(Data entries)

[start]

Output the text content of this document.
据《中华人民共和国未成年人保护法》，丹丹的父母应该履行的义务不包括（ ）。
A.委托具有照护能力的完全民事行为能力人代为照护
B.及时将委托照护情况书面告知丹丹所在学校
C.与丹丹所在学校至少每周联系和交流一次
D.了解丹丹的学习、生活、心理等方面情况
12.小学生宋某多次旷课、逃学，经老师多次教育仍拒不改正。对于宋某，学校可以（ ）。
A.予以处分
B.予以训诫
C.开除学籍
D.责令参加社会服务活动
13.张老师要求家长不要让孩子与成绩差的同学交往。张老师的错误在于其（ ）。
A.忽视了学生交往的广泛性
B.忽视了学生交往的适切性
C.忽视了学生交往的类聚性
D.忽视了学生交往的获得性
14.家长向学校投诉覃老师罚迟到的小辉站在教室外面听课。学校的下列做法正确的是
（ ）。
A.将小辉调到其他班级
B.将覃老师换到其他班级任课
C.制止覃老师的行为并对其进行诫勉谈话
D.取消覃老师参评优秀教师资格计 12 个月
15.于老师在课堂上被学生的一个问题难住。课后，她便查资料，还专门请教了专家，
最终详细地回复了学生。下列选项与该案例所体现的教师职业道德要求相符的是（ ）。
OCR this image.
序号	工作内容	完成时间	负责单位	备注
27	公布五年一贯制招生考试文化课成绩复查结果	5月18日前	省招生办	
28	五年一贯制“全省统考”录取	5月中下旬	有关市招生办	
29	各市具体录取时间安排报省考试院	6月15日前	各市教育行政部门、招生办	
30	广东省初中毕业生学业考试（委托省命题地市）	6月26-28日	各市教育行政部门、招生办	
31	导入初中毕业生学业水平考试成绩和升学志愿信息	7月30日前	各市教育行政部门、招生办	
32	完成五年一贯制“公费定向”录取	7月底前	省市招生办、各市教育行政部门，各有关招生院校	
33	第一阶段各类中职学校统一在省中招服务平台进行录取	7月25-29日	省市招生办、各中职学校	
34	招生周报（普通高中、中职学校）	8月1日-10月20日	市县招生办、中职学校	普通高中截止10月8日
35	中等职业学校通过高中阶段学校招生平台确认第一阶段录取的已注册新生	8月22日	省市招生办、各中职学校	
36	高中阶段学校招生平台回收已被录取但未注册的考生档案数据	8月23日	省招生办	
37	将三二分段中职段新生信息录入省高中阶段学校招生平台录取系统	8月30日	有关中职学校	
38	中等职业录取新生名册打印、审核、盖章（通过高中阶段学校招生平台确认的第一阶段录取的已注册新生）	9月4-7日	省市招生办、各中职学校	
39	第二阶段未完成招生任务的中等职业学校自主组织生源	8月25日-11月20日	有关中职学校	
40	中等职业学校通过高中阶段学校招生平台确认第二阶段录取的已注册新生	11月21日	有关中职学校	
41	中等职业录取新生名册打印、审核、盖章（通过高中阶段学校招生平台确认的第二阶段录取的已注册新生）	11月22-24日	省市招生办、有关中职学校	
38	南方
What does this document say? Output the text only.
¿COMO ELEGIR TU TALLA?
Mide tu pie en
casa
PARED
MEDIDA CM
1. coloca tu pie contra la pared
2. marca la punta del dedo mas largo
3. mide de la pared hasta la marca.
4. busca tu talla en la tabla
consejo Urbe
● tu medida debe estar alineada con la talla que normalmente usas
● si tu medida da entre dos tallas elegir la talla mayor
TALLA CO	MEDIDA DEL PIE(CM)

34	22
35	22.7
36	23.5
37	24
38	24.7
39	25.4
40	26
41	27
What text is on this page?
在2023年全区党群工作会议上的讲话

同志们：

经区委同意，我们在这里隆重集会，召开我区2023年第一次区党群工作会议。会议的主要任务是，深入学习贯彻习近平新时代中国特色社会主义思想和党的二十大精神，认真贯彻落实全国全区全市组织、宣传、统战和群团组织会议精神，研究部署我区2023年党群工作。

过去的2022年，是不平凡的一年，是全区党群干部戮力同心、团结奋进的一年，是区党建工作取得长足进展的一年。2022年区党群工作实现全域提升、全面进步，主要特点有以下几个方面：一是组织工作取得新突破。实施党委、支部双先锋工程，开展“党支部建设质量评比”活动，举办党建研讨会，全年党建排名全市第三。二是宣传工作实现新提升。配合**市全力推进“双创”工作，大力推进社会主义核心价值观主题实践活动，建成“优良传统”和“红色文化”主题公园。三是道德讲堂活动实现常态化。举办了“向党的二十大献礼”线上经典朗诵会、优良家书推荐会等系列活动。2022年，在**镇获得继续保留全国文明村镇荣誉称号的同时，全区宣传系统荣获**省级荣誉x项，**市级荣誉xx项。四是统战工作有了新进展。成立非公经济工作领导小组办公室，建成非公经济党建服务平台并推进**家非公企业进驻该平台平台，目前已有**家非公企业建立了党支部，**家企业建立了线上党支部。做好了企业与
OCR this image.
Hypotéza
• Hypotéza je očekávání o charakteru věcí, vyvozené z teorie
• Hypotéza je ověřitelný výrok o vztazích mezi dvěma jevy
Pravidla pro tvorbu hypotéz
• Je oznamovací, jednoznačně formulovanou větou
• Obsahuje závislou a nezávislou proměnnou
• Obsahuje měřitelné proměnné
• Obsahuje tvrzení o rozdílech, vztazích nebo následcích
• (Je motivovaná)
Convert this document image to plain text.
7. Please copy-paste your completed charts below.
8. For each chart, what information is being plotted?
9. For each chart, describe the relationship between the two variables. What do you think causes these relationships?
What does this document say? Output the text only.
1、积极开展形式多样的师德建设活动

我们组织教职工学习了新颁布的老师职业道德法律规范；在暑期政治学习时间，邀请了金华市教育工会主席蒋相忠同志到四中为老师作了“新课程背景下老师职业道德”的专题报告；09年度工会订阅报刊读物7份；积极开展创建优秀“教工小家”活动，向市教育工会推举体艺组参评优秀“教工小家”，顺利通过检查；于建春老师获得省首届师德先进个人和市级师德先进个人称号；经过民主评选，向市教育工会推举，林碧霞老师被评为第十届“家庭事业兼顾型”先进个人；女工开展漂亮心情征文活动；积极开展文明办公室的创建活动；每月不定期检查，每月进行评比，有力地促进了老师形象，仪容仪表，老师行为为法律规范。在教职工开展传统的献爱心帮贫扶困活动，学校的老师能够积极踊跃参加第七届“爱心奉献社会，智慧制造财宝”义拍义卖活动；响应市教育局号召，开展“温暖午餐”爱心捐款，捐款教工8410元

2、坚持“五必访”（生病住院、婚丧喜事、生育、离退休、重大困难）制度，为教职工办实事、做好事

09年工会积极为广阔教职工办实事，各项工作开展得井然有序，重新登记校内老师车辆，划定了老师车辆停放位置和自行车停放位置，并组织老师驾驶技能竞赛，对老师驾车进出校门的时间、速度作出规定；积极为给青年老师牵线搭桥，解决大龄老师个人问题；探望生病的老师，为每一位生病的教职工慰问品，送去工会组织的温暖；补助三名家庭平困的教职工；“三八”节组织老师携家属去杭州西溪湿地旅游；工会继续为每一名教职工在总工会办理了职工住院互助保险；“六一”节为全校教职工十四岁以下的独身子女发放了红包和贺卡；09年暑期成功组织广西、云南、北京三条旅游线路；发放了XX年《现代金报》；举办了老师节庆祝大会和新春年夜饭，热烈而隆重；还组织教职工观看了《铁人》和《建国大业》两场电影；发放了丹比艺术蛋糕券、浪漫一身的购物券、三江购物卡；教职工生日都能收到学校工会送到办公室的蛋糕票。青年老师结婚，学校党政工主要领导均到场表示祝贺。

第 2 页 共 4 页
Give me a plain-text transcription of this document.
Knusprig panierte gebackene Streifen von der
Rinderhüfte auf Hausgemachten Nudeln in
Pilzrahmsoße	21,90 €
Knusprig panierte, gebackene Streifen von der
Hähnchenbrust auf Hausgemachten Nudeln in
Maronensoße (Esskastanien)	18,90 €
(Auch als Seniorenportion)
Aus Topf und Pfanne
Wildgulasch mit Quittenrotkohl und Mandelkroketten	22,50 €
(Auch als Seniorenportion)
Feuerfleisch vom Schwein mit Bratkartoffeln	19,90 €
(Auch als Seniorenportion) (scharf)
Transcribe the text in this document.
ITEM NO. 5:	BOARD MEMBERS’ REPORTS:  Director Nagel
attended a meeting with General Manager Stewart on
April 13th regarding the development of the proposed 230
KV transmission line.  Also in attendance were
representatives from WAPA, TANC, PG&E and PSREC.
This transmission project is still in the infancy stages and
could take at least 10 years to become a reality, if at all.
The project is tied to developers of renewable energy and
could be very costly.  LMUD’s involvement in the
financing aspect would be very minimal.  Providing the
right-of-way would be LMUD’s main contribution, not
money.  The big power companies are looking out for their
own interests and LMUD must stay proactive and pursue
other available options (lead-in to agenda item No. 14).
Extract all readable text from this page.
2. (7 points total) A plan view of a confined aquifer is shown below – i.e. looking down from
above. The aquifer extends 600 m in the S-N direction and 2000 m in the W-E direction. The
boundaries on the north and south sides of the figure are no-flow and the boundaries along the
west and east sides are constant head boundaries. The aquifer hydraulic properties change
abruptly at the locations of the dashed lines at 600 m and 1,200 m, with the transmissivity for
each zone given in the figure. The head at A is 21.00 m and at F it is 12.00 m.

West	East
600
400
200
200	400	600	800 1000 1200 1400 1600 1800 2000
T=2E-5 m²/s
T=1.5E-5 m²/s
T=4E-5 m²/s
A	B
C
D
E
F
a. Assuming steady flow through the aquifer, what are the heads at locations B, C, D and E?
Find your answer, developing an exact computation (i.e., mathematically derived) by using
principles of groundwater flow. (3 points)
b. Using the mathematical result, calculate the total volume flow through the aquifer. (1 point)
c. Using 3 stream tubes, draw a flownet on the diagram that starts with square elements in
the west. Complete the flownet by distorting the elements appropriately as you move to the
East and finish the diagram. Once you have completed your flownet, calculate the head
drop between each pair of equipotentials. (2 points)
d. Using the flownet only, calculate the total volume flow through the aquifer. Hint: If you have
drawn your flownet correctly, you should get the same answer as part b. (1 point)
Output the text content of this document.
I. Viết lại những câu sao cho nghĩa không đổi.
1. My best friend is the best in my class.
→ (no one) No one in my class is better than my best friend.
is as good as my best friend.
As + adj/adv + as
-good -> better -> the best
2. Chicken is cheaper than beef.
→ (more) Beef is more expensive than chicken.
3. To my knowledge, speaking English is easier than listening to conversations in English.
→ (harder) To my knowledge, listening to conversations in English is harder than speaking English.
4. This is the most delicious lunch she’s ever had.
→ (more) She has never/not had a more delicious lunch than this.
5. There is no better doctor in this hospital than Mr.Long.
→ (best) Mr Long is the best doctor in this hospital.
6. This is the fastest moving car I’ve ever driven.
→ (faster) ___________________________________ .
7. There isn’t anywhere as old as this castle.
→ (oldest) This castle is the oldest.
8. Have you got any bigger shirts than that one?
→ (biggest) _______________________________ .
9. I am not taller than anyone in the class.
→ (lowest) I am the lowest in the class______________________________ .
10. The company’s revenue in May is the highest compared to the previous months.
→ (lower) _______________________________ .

[end]

## What to work on
Using the data above, copy each line that contains "省招生办".

## Task answer
27	公布五年一贯制招生考试文化课成绩复查结果	5月18日前	省招生办	
36	高中阶段学校招生平台回收已被录取但未注册的考生档案数据	8月23日	省招生办	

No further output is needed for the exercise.